▶ _Trecho fornecido_:
Após este sucesso, organiza-se a fábrica da Vila de Melo, contra­tada por Filipe Cardona (23), com João da Fonseca de Magalhães, sargento-mór da comarca, em superintendente.
Esta concessão, já anteriormente requerida, fora obstruída pelos contratadores da Covilhã, com o fundamento de recair na área reser­vada ao seu contrato, argumento semelhante ao que opuseram a Pe­dro da Cunha.
A certeza da prosperidade desta realização deriva do facto de, em 1681, trabalhar com sete teares. As cláusulas obrígacíonaís, privilégios e isenções regulavam-se pelos termos do contrato da Covilhã.
Combatida no meio, certamente pelos pequenos mercadores e fabricantes, conseguiu ultrapassar as dificuldades, a ponto de Vilas Boas lhe augurar boa fortuna.
A posição geográfica de Melo assemelhava-se à da Covilhã e na Vila mourejava uma vasta colónia de mercadores cristãos novos que lhe assegurava o desenvolvimento do comércio.
Contudo, nem a Covilhã nem Melo, na sua dependência, basta­vam ao abastecimento do país, em sarjas e baetas, a ponto de poder dispensar-se o pano inglês, pois tendo o Conde da Ericeira mandado inquirir das possibilidades de produção de ambas as Vilas concluiu que não atingiria as três mil peças anuais. Ora as necessidades orça­vam por seis mil.

▶ _Registros a usar_:
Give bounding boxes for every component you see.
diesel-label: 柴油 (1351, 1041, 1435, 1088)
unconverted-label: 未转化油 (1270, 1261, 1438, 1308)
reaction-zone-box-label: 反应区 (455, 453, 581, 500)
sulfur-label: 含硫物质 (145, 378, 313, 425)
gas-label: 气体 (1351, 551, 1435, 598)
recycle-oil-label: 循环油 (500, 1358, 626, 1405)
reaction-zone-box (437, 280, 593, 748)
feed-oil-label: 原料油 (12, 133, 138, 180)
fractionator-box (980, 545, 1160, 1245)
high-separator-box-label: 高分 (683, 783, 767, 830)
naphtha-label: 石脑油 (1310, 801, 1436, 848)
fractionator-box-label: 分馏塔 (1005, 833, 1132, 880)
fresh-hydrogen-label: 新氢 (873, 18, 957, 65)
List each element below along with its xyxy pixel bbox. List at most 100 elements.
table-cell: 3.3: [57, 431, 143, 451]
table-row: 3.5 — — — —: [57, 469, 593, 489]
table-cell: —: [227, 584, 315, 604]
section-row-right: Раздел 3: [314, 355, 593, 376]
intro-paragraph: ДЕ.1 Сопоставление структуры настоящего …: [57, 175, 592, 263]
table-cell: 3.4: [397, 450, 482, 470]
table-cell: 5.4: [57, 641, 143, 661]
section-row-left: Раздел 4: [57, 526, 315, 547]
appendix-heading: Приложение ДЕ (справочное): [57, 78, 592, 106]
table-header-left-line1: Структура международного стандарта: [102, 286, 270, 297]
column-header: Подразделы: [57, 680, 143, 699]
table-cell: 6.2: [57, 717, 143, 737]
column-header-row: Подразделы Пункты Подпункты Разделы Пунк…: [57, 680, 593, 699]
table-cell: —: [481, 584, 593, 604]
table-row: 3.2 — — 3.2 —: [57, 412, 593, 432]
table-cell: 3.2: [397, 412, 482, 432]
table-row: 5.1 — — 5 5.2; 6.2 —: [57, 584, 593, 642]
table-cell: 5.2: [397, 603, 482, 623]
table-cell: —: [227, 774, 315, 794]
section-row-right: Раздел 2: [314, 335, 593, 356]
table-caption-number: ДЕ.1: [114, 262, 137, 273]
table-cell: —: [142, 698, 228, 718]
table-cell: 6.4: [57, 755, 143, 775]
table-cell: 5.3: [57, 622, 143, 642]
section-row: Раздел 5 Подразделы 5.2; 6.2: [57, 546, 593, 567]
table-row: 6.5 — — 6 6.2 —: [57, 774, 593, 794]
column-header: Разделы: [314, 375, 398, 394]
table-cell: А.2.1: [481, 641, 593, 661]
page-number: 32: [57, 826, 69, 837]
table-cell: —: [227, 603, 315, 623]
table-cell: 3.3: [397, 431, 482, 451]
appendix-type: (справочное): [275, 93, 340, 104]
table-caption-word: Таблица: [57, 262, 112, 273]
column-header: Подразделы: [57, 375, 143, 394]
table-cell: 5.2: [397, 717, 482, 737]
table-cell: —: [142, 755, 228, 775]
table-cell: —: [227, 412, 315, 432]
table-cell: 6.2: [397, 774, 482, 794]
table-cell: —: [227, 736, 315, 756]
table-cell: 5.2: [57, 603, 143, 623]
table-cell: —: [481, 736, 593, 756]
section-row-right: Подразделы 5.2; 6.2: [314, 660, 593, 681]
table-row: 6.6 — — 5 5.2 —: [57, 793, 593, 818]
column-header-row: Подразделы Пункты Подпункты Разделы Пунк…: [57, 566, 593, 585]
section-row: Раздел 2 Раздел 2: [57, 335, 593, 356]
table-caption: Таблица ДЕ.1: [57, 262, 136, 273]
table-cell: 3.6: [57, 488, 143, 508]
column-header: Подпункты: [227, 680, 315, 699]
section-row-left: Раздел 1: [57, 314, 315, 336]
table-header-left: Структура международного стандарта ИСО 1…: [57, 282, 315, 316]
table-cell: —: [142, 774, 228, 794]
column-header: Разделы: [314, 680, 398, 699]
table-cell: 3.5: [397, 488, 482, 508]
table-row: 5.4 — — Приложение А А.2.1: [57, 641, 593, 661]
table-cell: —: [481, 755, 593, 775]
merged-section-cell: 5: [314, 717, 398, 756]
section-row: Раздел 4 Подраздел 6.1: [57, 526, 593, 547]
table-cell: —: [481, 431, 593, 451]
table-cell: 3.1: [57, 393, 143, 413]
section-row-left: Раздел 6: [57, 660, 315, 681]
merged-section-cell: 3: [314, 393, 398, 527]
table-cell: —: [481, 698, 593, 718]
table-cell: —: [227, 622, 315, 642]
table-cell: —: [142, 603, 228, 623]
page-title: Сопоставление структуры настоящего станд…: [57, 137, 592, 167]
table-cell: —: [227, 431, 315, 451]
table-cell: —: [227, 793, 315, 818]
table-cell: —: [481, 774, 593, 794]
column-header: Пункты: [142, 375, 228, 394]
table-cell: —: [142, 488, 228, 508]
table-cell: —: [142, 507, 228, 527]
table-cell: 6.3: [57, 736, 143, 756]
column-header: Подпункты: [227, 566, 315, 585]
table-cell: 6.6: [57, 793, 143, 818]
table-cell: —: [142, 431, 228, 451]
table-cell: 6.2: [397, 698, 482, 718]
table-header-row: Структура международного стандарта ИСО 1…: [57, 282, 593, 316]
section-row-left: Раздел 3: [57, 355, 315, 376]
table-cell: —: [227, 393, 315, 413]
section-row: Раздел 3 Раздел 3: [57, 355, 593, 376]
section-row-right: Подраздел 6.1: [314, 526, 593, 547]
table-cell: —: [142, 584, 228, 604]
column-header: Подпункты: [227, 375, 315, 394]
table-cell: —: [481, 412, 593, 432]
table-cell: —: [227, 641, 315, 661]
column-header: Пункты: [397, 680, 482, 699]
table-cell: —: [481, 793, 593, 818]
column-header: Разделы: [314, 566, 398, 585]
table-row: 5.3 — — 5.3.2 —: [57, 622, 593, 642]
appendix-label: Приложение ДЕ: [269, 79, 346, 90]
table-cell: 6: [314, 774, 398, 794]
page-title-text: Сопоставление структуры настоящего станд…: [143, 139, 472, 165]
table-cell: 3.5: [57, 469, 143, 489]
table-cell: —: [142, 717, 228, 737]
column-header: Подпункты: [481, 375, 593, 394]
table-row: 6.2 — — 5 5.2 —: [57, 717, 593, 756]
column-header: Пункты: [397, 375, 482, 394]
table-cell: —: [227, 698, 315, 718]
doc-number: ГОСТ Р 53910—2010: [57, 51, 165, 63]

▶ _Tarefas e exercícios_:
1. Liste todas as pessoas mencionadas no trecho sobre as fábricas da Covilhã e de Melo, pelo nome ou pelo título com que aparecem.
2. Reproduza as linhas dos registros a partir da primeira e pare depois da linha que contém "reaction-zone-box (437, 280, 593, 748)", incluindo-a.

▶ _Respostas por tarefa_:
1.
Filipe Cardona
João da Fonseca de Magalhães
Pedro da Cunha
Vilas Boas
Conde da Ericeira

2.
Give bounding boxes for every component you see.
diesel-label: 柴油 (1351, 1041, 1435, 1088)
unconverted-label: 未转化油 (1270, 1261, 1438, 1308)
reaction-zone-box-label: 反应区 (455, 453, 581, 500)
sulfur-label: 含硫物质 (145, 378, 313, 425)
gas-label: 气体 (1351, 551, 1435, 598)
recycle-oil-label: 循环油 (500, 1358, 626, 1405)
reaction-zone-box (437, 280, 593, 748)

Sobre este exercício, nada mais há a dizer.